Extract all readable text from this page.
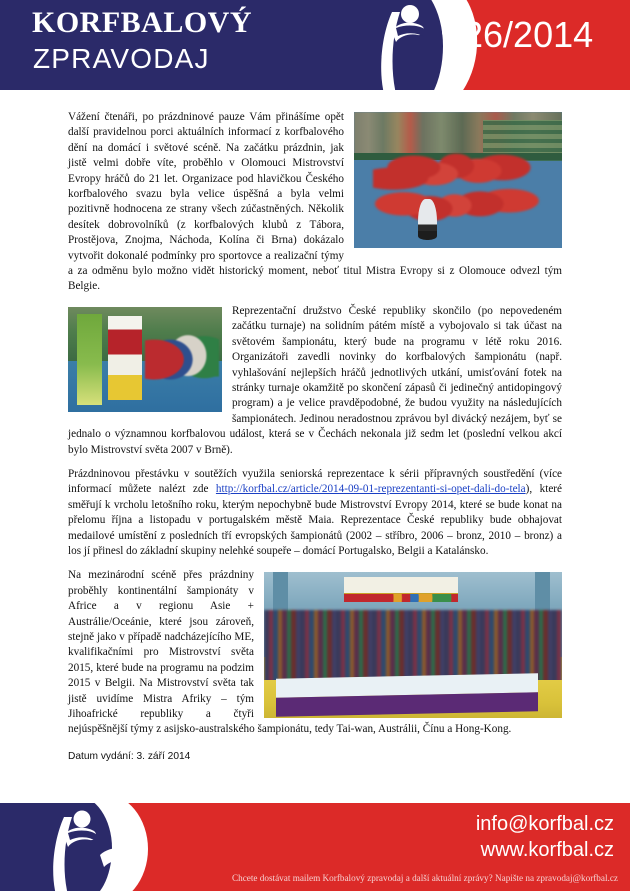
KORFBALOVÝ
ZPRAVODAJ
26/2014

Vážení čtenáři, po prázdninové pauze Vám přinášíme opět další pravidelnou porci aktuálních informací z korfbalového dění na domácí i světové scéně. Na začátku prázdnin, jak jistě velmi dobře víte, proběhlo v Olomouci Mistrovství Evropy hráčů do 21 let. Organizace pod hlavičkou Českého korfbalového svazu byla velice úspěšná a byla velmi pozitivně hodnocena ze strany všech zúčastněných. Několik desítek dobrovolníků (z korfbalových klubů z Tábora, Prostějova, Znojma, Náchoda, Kolína či Brna) dokázalo vytvořit dokonalé podmínky pro sportovce a realizační týmy a za odměnu bylo možno vidět historický moment, neboť titul Mistra Evropy si z Olomouce odvezl tým Belgie.

Reprezentační družstvo České republiky skončilo (po nepovedeném začátku turnaje) na solidním pátém místě a vybojovalo si tak účast na světovém šampionátu, který bude na programu v létě roku 2016. Organizátoři zavedli novinky do korfbalových šampionátu (např. vyhlašování nejlepších hráčů jednotlivých utkání, umisťování fotek na stránky turnaje okamžitě po skončení zápasů či jedinečný antidopingový program) a je velice pravděpodobné, že budou využity na následujících šampionátech. Jedinou neradostnou zprávou byl divácký nezájem, byť se jednalo o významnou korfbalovou událost, která se v Čechách nekonala již sedm let (poslední velkou akcí bylo Mistrovství světa 2007 v Brně).

Prázdninovou přestávku v soutěžích využila seniorská reprezentace k sérii přípravných soustředění (více informací můžete nalézt zde http://korfbal.cz/article/2014-09-01-reprezentanti-si-opet-dali-do-tela), které směřují k vrcholu letošního roku, kterým nepochybně bude Mistrovství Evropy 2014, které se bude konat na přelomu října a listopadu v portugalském městě Maia. Reprezentace České republiky bude obhajovat medailové umístění z posledních tří evropských šampionátů (2002 – stříbro, 2006 – bronz, 2010 – bronz) a los jí přinesl do základní skupiny nelehké soupeře – domácí Portugalsko, Belgii a Katalánsko.

Na mezinárodní scéně přes prázdniny proběhly kontinentální šampionáty v Africe a v regionu Asie + Austrálie/Oceánie, které jsou zároveň, stejně jako v případě nadcházejícího ME, kvalifikačními pro Mistrovství světa 2015, které bude na programu na podzim 2015 v Belgii. Na Mistrovství světa tak jistě uvidíme Mistra Afriky – tým Jihoafrické republiky a čtyři nejúspěšnější týmy z asijsko-australského šampionátu, tedy Tai-wan, Austrálii, Čínu a Hong-Kong.

Datum vydání: 3. září 2014

info@korfbal.cz
www.korfbal.cz
Chcete dostávat mailem Korfbalový zpravodaj a další aktuální zprávy? Napište na zpravodaj@korfbal.cz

※ ※ ※

Your task is to repeat the material above exactly, without its pictures.

Extract all readable text from this page.
KORFBALOVÝ
ZPRAVODAJ
26/2014

Vážení čtenáři, po prázdninové pauze Vám přinášíme opět další pravidelnou porci aktuálních informací z korfbalového dění na domácí i světové scéně. Na začátku prázdnin, jak jistě velmi dobře víte, proběhlo v Olomouci Mistrovství Evropy hráčů do 21 let. Organizace pod hlavičkou Českého korfbalového svazu byla velice úspěšná a byla velmi pozitivně hodnocena ze strany všech zúčastněných. Několik desítek dobrovolníků (z korfbalových klubů z Tábora, Prostějova, Znojma, Náchoda, Kolína či Brna) dokázalo vytvořit dokonalé podmínky pro sportovce a realizační týmy a za odměnu bylo možno vidět historický moment, neboť titul Mistra Evropy si z Olomouce odvezl tým Belgie.

Reprezentační družstvo České republiky skončilo (po nepovedeném začátku turnaje) na solidním pátém místě a vybojovalo si tak účast na světovém šampionátu, který bude na programu v létě roku 2016. Organizátoři zavedli novinky do korfbalových šampionátu (např. vyhlašování nejlepších hráčů jednotlivých utkání, umisťování fotek na stránky turnaje okamžitě po skončení zápasů či jedinečný antidopingový program) a je velice pravděpodobné, že budou využity na následujících šampionátech. Jedinou neradostnou zprávou byl divácký nezájem, byť se jednalo o významnou korfbalovou událost, která se v Čechách nekonala již sedm let (poslední velkou akcí bylo Mistrovství světa 2007 v Brně).

Prázdninovou přestávku v soutěžích využila seniorská reprezentace k sérii přípravných soustředění (více informací můžete nalézt zde http://korfbal.cz/article/2014-09-01-reprezentanti-si-opet-dali-do-tela), které směřují k vrcholu letošního roku, kterým nepochybně bude Mistrovství Evropy 2014, které se bude konat na přelomu října a listopadu v portugalském městě Maia. Reprezentace České republiky bude obhajovat medailové umístění z posledních tří evropských šampionátů (2002 – stříbro, 2006 – bronz, 2010 – bronz) a los jí přinesl do základní skupiny nelehké soupeře – domácí Portugalsko, Belgii a Katalánsko.

Na mezinárodní scéně přes prázdniny proběhly kontinentální šampionáty v Africe a v regionu Asie + Austrálie/Oceánie, které jsou zároveň, stejně jako v případě nadcházejícího ME, kvalifikačními pro Mistrovství světa 2015, které bude na programu na podzim 2015 v Belgii. Na Mistrovství světa tak jistě uvidíme Mistra Afriky – tým Jihoafrické republiky a čtyři nejúspěšnější týmy z asijsko-australského šampionátu, tedy Tai-wan, Austrálii, Čínu a Hong-Kong.

Datum vydání: 3. září 2014

info@korfbal.cz
www.korfbal.cz
Chcete dostávat mailem Korfbalový zpravodaj a další aktuální zprávy? Napište na zpravodaj@korfbal.cz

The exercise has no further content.